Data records
'''

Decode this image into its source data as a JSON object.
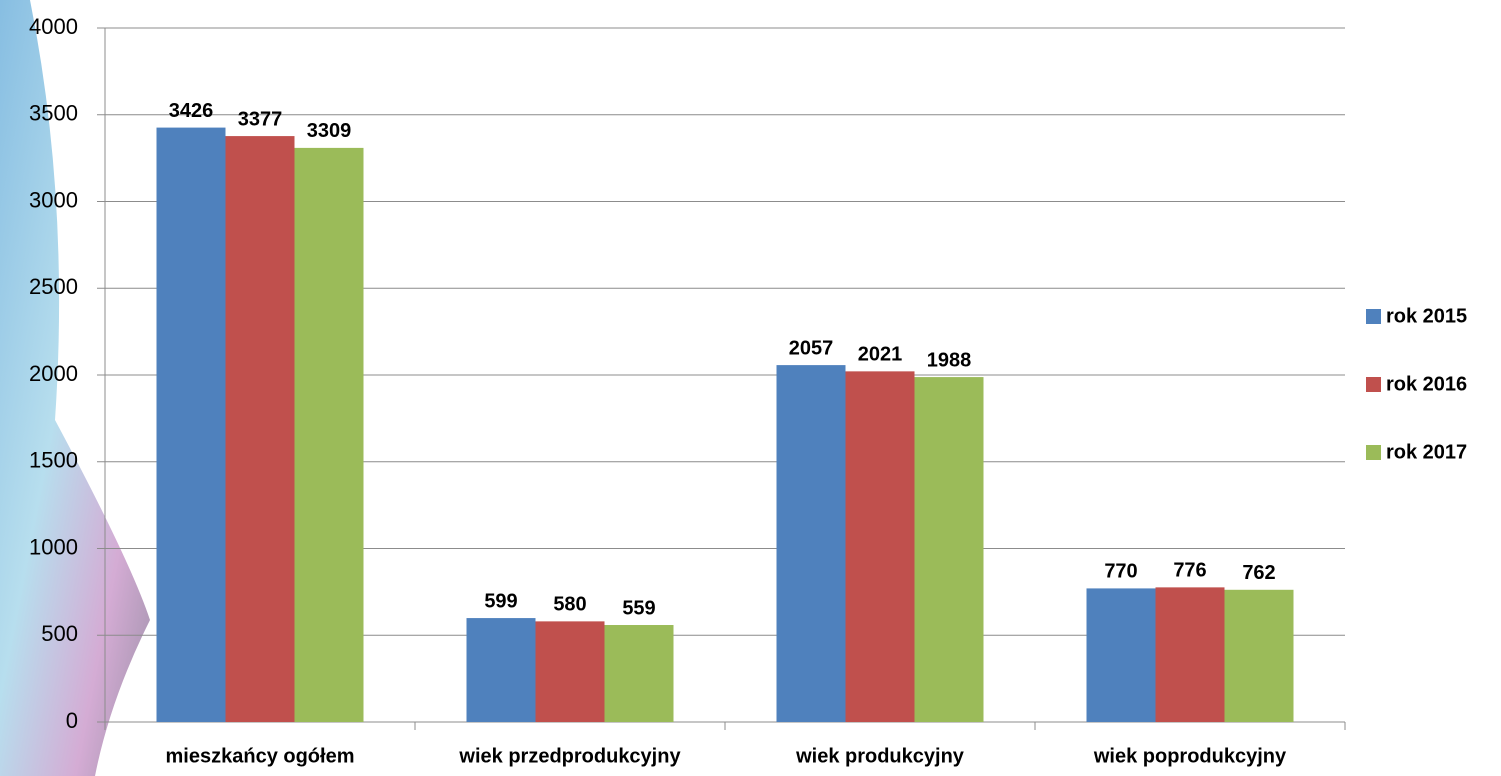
{
  "chart_data": {
    "type": "bar",
    "categories": [
      "mieszkańcy ogółem",
      "wiek przedprodukcyjny",
      "wiek produkcyjny",
      "wiek poprodukcyjny"
    ],
    "series": [
      {
        "name": "rok 2015",
        "color": "#4f81bd",
        "values": [
          3426,
          599,
          2057,
          770
        ]
      },
      {
        "name": "rok 2016",
        "color": "#c0504d",
        "values": [
          3377,
          580,
          2021,
          776
        ]
      },
      {
        "name": "rok 2017",
        "color": "#9bbb59",
        "values": [
          3309,
          559,
          1988,
          762
        ]
      }
    ],
    "ylim": [
      0,
      4000
    ],
    "yticks": [
      0,
      500,
      1000,
      1500,
      2000,
      2500,
      3000,
      3500,
      4000
    ],
    "grid": true,
    "legend": "right"
  }
}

'''

• EXERCISE REQUIREMENTS: Looking at the records above, say how many lines hold the string "wiek". Write nothing but the number.

• ANSWER TO THE PROBLEM: 3